--- BEGIN ---

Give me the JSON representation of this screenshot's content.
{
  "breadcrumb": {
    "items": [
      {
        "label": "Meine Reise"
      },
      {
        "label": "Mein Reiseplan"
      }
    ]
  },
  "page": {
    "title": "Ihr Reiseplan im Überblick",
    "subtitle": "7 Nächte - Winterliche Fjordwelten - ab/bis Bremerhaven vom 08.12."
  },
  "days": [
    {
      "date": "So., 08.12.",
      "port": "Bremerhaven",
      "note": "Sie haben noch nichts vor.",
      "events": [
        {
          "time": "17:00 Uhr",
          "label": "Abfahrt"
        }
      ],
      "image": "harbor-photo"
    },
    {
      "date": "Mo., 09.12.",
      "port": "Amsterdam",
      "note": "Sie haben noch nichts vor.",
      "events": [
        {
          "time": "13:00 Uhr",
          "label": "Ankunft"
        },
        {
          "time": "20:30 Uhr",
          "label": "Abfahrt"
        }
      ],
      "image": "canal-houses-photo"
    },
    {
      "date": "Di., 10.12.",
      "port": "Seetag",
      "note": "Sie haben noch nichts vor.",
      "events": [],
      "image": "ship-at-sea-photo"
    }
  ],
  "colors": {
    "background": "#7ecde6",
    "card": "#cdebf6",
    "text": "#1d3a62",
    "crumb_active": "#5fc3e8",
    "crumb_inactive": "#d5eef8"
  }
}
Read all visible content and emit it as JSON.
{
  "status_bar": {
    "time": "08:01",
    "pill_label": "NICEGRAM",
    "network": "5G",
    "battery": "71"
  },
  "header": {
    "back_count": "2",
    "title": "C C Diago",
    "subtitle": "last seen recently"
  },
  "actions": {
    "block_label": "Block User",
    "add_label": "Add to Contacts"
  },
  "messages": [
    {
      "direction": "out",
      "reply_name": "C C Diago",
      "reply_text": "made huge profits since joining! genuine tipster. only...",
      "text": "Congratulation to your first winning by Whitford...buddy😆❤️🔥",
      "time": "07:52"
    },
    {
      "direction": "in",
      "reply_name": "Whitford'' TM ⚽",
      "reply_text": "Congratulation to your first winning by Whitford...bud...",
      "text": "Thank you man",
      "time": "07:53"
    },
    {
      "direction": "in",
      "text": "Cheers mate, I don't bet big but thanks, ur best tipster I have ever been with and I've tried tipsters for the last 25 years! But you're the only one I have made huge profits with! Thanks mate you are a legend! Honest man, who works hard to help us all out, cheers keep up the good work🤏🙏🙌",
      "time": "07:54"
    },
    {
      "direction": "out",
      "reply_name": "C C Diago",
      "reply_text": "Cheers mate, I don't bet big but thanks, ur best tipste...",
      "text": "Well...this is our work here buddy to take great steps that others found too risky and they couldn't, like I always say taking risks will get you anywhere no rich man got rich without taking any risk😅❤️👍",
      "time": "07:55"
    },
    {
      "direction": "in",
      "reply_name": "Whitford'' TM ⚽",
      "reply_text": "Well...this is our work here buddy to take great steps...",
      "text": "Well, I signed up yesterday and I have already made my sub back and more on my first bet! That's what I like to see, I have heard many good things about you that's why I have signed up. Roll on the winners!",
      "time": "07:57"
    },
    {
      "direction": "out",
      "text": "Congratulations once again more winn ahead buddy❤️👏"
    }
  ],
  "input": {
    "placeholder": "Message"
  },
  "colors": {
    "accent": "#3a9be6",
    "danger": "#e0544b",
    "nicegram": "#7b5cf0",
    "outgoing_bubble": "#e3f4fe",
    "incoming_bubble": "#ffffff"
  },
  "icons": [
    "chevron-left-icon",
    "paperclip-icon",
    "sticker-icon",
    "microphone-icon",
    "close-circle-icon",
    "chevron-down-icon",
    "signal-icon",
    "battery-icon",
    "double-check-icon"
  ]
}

--- END ---

→ **WRITTEN REQUEST**
From the records above, pull out each line that has "here".

→ **RESULT OF THE TASK**
      "text": "Well...this is our work here buddy to take great steps that others found too risky and they couldn't, like I always say taking risks will get you anywhere no rich man got rich without taking any risk😅❤️👍",
      "reply_text": "Well...this is our work here buddy to take great steps...",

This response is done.